-- DATASET start --
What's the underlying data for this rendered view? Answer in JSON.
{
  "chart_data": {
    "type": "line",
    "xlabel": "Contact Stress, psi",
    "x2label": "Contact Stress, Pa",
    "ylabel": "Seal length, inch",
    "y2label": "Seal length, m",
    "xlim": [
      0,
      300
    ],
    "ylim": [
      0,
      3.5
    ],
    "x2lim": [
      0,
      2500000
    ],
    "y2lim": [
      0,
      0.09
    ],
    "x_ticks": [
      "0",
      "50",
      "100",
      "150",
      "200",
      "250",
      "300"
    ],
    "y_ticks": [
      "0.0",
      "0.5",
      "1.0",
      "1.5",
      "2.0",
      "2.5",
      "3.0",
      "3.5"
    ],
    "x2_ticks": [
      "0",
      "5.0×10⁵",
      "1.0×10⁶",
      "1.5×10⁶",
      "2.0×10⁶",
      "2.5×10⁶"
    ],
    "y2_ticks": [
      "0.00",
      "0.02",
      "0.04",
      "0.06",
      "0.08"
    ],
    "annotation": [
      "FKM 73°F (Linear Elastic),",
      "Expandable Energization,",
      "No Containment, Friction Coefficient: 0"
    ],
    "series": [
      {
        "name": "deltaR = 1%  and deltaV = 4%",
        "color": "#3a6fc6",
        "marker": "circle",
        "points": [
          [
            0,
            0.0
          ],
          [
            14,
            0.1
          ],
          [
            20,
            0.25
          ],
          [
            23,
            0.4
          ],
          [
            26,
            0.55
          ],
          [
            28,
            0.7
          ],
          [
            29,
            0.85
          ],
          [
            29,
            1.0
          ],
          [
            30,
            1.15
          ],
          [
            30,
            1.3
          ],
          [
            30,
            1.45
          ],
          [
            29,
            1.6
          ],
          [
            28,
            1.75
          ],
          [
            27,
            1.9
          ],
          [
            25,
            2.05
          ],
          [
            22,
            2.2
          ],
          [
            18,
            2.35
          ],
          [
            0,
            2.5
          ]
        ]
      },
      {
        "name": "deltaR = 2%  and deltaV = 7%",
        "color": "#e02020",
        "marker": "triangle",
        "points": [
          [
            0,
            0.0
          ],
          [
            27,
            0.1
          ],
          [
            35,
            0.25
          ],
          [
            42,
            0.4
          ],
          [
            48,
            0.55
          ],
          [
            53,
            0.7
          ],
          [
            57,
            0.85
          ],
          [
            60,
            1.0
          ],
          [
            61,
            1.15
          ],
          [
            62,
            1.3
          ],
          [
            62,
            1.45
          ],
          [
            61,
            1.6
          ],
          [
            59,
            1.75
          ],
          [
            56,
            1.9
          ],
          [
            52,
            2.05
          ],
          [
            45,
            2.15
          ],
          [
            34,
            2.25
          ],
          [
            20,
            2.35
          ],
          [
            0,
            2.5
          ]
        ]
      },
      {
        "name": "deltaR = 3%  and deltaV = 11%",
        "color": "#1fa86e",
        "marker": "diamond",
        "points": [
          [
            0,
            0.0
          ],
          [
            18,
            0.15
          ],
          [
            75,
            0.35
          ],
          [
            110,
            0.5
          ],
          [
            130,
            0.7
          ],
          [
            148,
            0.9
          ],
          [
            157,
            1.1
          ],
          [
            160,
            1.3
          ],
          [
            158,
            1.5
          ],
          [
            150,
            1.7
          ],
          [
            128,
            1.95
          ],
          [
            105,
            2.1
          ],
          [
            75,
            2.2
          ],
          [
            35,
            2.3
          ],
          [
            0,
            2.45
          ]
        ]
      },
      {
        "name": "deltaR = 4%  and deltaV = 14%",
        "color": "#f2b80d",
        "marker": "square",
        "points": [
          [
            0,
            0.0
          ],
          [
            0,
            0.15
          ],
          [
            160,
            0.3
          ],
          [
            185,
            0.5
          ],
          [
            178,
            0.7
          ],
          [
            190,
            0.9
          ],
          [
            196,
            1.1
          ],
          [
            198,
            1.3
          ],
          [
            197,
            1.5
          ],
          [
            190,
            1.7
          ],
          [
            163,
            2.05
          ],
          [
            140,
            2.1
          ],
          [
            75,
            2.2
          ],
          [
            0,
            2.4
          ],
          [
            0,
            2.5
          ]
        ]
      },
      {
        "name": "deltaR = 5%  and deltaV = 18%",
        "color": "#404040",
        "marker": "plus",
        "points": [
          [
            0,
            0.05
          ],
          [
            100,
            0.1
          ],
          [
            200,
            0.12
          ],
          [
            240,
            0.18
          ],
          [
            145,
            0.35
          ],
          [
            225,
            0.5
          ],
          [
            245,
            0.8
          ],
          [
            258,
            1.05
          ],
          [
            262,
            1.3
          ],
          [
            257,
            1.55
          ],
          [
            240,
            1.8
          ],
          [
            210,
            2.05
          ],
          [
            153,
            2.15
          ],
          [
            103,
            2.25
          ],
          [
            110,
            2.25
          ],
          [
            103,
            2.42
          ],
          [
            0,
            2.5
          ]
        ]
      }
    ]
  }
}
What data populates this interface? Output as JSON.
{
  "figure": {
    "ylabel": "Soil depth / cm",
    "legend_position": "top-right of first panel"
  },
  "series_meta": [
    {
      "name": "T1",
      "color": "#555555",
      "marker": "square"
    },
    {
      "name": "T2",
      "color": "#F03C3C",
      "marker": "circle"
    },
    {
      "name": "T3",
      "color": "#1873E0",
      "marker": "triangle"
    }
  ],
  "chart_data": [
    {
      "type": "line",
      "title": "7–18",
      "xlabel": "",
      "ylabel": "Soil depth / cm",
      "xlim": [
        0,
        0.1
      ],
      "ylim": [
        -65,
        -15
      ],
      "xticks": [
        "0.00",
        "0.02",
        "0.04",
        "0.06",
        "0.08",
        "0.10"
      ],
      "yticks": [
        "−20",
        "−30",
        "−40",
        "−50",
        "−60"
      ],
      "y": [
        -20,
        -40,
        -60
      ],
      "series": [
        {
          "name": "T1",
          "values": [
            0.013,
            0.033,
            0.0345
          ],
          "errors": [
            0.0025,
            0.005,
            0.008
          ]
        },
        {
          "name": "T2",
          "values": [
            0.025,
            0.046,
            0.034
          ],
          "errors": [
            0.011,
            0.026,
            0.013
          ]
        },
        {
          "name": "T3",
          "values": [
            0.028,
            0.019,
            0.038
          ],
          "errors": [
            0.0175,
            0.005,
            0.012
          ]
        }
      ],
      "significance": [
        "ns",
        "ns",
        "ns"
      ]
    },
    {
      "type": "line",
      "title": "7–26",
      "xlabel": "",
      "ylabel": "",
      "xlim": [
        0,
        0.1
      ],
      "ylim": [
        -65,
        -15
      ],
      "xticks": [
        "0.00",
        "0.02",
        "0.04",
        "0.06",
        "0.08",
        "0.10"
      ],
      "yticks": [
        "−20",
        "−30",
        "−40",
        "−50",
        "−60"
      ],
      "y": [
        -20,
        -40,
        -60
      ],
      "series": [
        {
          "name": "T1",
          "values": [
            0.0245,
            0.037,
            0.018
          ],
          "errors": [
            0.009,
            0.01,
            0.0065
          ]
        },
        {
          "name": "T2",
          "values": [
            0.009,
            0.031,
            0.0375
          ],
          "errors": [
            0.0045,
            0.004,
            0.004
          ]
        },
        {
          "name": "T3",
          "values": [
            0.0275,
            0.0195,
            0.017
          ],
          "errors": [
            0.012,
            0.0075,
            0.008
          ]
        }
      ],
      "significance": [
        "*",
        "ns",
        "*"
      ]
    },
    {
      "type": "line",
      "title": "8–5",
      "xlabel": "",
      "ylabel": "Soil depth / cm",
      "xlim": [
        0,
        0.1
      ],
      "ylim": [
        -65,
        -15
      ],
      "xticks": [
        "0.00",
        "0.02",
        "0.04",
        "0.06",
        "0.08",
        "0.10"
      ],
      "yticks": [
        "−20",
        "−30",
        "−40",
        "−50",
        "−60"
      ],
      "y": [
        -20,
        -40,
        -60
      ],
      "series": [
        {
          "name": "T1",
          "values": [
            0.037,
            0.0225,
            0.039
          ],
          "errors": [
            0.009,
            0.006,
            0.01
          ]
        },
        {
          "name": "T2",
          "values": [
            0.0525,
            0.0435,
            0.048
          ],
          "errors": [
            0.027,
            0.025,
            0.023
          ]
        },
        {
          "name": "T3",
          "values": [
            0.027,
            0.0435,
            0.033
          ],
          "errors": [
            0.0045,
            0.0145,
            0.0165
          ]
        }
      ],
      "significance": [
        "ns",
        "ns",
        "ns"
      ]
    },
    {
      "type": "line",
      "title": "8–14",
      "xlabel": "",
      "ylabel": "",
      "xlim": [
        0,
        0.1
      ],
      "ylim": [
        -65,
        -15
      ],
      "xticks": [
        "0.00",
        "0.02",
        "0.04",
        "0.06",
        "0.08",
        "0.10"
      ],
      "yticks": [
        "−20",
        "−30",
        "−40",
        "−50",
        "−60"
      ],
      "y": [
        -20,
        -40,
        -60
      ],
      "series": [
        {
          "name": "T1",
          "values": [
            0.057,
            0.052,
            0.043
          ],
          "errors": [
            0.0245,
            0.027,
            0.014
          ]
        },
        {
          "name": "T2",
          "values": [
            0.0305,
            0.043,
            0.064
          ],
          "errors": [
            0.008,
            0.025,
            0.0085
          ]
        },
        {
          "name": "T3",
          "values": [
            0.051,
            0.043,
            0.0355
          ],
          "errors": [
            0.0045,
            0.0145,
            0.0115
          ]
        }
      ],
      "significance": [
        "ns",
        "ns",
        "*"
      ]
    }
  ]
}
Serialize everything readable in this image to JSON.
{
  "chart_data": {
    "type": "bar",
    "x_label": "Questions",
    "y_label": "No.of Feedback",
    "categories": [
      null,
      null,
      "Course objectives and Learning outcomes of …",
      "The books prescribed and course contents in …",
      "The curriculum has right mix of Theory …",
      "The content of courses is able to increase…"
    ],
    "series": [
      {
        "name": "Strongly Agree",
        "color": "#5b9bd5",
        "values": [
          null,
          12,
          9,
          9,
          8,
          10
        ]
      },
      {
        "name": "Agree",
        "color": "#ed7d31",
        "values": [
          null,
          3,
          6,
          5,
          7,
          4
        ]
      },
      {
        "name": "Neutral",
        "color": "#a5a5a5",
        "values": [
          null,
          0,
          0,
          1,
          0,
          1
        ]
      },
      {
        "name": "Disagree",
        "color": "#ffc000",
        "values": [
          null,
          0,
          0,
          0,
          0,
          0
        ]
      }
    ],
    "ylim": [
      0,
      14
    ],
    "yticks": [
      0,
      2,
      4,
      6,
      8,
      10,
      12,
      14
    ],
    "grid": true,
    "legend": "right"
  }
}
-- DATASET end --
## PROMPT
Among the lines of the data, identify those with the word "Contact". Copy each of them.

## ANSWER TO THE TASK
    "xlabel": "Contact Stress, psi",
    "x2label": "Contact Stress, Pa",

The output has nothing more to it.